WHAT IS BEING ASKED
Repeat each entry in full, exactly.

#####

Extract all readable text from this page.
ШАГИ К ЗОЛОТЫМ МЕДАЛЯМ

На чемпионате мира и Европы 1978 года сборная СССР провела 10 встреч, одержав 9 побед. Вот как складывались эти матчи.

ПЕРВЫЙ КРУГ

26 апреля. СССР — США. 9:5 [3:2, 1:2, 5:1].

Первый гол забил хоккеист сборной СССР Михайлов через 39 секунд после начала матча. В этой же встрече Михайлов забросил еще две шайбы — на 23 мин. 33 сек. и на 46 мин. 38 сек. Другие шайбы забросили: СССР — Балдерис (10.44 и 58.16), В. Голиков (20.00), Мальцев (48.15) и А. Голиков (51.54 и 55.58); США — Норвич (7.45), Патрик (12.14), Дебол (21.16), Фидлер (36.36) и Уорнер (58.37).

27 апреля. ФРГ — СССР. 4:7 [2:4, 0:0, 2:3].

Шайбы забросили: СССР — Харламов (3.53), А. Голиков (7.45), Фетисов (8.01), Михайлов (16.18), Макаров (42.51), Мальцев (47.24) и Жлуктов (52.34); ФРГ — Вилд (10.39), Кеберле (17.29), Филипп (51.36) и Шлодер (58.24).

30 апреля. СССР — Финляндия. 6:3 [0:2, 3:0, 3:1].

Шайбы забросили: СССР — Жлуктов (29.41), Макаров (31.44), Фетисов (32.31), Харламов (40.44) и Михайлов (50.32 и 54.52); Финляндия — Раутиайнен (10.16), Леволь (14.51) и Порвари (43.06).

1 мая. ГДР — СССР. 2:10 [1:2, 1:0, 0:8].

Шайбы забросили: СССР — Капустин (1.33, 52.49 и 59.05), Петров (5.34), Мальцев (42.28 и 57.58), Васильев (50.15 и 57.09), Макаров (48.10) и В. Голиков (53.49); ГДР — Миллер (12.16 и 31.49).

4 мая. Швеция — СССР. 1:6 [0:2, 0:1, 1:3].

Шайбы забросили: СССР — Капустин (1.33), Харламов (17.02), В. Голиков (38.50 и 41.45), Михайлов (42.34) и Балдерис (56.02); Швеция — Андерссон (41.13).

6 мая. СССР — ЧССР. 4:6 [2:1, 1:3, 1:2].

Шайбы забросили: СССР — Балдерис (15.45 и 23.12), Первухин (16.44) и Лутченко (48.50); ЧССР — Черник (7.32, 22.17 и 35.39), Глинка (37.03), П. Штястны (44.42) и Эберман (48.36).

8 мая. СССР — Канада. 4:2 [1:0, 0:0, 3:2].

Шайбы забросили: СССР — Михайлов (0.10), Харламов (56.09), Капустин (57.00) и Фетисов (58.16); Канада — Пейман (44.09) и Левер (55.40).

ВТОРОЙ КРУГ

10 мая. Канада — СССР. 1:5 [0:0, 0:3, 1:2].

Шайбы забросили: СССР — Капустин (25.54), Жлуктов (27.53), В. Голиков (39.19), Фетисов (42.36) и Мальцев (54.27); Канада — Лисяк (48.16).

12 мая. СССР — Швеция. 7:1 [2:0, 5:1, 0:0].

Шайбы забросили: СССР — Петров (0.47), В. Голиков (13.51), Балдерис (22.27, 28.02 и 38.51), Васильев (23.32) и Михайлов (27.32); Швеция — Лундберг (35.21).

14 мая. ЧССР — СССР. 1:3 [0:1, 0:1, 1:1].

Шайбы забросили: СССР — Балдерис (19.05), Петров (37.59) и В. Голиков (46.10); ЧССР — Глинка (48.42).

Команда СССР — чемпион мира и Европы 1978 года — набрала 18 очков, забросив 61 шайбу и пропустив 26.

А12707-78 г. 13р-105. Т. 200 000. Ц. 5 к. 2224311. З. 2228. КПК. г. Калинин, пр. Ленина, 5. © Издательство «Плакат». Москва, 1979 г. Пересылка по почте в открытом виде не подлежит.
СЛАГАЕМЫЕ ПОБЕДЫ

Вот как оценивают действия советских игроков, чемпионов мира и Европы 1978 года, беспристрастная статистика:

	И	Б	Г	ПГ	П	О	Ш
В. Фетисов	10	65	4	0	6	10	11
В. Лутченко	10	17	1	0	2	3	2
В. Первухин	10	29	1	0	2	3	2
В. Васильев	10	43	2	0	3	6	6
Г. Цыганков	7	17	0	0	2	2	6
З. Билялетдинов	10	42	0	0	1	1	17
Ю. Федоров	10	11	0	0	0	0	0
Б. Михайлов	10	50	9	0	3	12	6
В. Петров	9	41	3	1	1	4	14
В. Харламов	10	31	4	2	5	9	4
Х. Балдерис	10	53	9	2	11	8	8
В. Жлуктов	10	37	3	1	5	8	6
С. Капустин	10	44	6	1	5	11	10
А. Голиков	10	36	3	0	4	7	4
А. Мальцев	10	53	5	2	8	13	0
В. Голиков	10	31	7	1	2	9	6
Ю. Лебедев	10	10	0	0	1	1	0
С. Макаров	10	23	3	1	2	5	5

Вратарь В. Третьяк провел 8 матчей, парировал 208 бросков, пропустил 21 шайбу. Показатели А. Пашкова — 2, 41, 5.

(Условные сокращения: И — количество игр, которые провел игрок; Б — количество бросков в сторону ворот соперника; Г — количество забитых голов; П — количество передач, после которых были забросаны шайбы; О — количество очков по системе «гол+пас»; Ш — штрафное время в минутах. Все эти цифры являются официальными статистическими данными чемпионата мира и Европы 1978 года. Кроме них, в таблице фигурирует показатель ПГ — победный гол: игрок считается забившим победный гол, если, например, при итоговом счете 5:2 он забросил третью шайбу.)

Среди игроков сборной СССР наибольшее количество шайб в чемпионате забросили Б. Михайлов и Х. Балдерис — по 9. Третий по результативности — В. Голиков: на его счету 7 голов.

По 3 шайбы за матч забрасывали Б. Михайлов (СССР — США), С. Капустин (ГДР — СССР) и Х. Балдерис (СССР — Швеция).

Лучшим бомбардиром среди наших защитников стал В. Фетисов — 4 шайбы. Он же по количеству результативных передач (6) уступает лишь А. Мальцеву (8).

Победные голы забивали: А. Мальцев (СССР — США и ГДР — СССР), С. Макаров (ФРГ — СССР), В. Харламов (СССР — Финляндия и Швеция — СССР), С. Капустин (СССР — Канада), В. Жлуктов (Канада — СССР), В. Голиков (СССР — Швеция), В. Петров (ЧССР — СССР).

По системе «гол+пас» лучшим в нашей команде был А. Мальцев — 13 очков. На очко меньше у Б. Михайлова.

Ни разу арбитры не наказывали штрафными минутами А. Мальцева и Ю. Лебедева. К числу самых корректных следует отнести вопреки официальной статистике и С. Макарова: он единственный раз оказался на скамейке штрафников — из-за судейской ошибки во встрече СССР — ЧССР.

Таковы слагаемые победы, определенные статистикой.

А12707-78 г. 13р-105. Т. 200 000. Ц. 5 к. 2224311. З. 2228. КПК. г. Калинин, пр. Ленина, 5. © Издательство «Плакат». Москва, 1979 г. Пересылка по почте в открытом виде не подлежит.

#####

TASK RESPONSE
Extract all readable text from this page.
ШАГИ К ЗОЛОТЫМ МЕДАЛЯМ

На чемпионате мира и Европы 1978 года сборная СССР провела 10 встреч, одержав 9 побед. Вот как складывались эти матчи.

ПЕРВЫЙ КРУГ

26 апреля. СССР — США. 9:5 [3:2, 1:2, 5:1].

Первый гол забил хоккеист сборной СССР Михайлов через 39 секунд после начала матча. В этой же встрече Михайлов забросил еще две шайбы — на 23 мин. 33 сек. и на 46 мин. 38 сек. Другие шайбы забросили: СССР — Балдерис (10.44 и 58.16), В. Голиков (20.00), Мальцев (48.15) и А. Голиков (51.54 и 55.58); США — Норвич (7.45), Патрик (12.14), Дебол (21.16), Фидлер (36.36) и Уорнер (58.37).

27 апреля. ФРГ — СССР. 4:7 [2:4, 0:0, 2:3].

Шайбы забросили: СССР — Харламов (3.53), А. Голиков (7.45), Фетисов (8.01), Михайлов (16.18), Макаров (42.51), Мальцев (47.24) и Жлуктов (52.34); ФРГ — Вилд (10.39), Кеберле (17.29), Филипп (51.36) и Шлодер (58.24).

30 апреля. СССР — Финляндия. 6:3 [0:2, 3:0, 3:1].

Шайбы забросили: СССР — Жлуктов (29.41), Макаров (31.44), Фетисов (32.31), Харламов (40.44) и Михайлов (50.32 и 54.52); Финляндия — Раутиайнен (10.16), Леволь (14.51) и Порвари (43.06).

1 мая. ГДР — СССР. 2:10 [1:2, 1:0, 0:8].

Шайбы забросили: СССР — Капустин (1.33, 52.49 и 59.05), Петров (5.34), Мальцев (42.28 и 57.58), Васильев (50.15 и 57.09), Макаров (48.10) и В. Голиков (53.49); ГДР — Миллер (12.16 и 31.49).

4 мая. Швеция — СССР. 1:6 [0:2, 0:1, 1:3].

Шайбы забросили: СССР — Капустин (1.33), Харламов (17.02), В. Голиков (38.50 и 41.45), Михайлов (42.34) и Балдерис (56.02); Швеция — Андерссон (41.13).

6 мая. СССР — ЧССР. 4:6 [2:1, 1:3, 1:2].

Шайбы забросили: СССР — Балдерис (15.45 и 23.12), Первухин (16.44) и Лутченко (48.50); ЧССР — Черник (7.32, 22.17 и 35.39), Глинка (37.03), П. Штястны (44.42) и Эберман (48.36).

8 мая. СССР — Канада. 4:2 [1:0, 0:0, 3:2].

Шайбы забросили: СССР — Михайлов (0.10), Харламов (56.09), Капустин (57.00) и Фетисов (58.16); Канада — Пейман (44.09) и Левер (55.40).

ВТОРОЙ КРУГ

10 мая. Канада — СССР. 1:5 [0:0, 0:3, 1:2].

Шайбы забросили: СССР — Капустин (25.54), Жлуктов (27.53), В. Голиков (39.19), Фетисов (42.36) и Мальцев (54.27); Канада — Лисяк (48.16).

12 мая. СССР — Швеция. 7:1 [2:0, 5:1, 0:0].

Шайбы забросили: СССР — Петров (0.47), В. Голиков (13.51), Балдерис (22.27, 28.02 и 38.51), Васильев (23.32) и Михайлов (27.32); Швеция — Лундберг (35.21).

14 мая. ЧССР — СССР. 1:3 [0:1, 0:1, 1:1].

Шайбы забросили: СССР — Балдерис (19.05), Петров (37.59) и В. Голиков (46.10); ЧССР — Глинка (48.42).

Команда СССР — чемпион мира и Европы 1978 года — набрала 18 очков, забросив 61 шайбу и пропустив 26.

А12707-78 г. 13р-105. Т. 200 000. Ц. 5 к. 2224311. З. 2228. КПК. г. Калинин, пр. Ленина, 5. © Издательство «Плакат». Москва, 1979 г. Пересылка по почте в открытом виде не подлежит.
СЛАГАЕМЫЕ ПОБЕДЫ

Вот как оценивают действия советских игроков, чемпионов мира и Европы 1978 года, беспристрастная статистика:

	И	Б	Г	ПГ	П	О	Ш
В. Фетисов	10	65	4	0	6	10	11
В. Лутченко	10	17	1	0	2	3	2
В. Первухин	10	29	1	0	2	3	2
В. Васильев	10	43	2	0	3	6	6
Г. Цыганков	7	17	0	0	2	2	6
З. Билялетдинов	10	42	0	0	1	1	17
Ю. Федоров	10	11	0	0	0	0	0
Б. Михайлов	10	50	9	0	3	12	6
В. Петров	9	41	3	1	1	4	14
В. Харламов	10	31	4	2	5	9	4
Х. Балдерис	10	53	9	2	11	8	8
В. Жлуктов	10	37	3	1	5	8	6
С. Капустин	10	44	6	1	5	11	10
А. Голиков	10	36	3	0	4	7	4
А. Мальцев	10	53	5	2	8	13	0
В. Голиков	10	31	7	1	2	9	6
Ю. Лебедев	10	10	0	0	1	1	0
С. Макаров	10	23	3	1	2	5	5

Вратарь В. Третьяк провел 8 матчей, парировал 208 бросков, пропустил 21 шайбу. Показатели А. Пашкова — 2, 41, 5.

(Условные сокращения: И — количество игр, которые провел игрок; Б — количество бросков в сторону ворот соперника; Г — количество забитых голов; П — количество передач, после которых были забросаны шайбы; О — количество очков по системе «гол+пас»; Ш — штрафное время в минутах. Все эти цифры являются официальными статистическими данными чемпионата мира и Европы 1978 года. Кроме них, в таблице фигурирует показатель ПГ — победный гол: игрок считается забившим победный гол, если, например, при итоговом счете 5:2 он забросил третью шайбу.)

Среди игроков сборной СССР наибольшее количество шайб в чемпионате забросили Б. Михайлов и Х. Балдерис — по 9. Третий по результативности — В. Голиков: на его счету 7 голов.

По 3 шайбы за матч забрасывали Б. Михайлов (СССР — США), С. Капустин (ГДР — СССР) и Х. Балдерис (СССР — Швеция).

Лучшим бомбардиром среди наших защитников стал В. Фетисов — 4 шайбы. Он же по количеству результативных передач (6) уступает лишь А. Мальцеву (8).

Победные голы забивали: А. Мальцев (СССР — США и ГДР — СССР), С. Макаров (ФРГ — СССР), В. Харламов (СССР — Финляндия и Швеция — СССР), С. Капустин (СССР — Канада), В. Жлуктов (Канада — СССР), В. Голиков (СССР — Швеция), В. Петров (ЧССР — СССР).

По системе «гол+пас» лучшим в нашей команде был А. Мальцев — 13 очков. На очко меньше у Б. Михайлова.

Ни разу арбитры не наказывали штрафными минутами А. Мальцева и Ю. Лебедева. К числу самых корректных следует отнести вопреки официальной статистике и С. Макарова: он единственный раз оказался на скамейке штрафников — из-за судейской ошибки во встрече СССР — ЧССР.

Таковы слагаемые победы, определенные статистикой.

А12707-78 г. 13р-105. Т. 200 000. Ц. 5 к. 2224311. З. 2228. КПК. г. Калинин, пр. Ленина, 5. © Издательство «Плакат». Москва, 1979 г. Пересылка по почте в открытом виде не подлежит.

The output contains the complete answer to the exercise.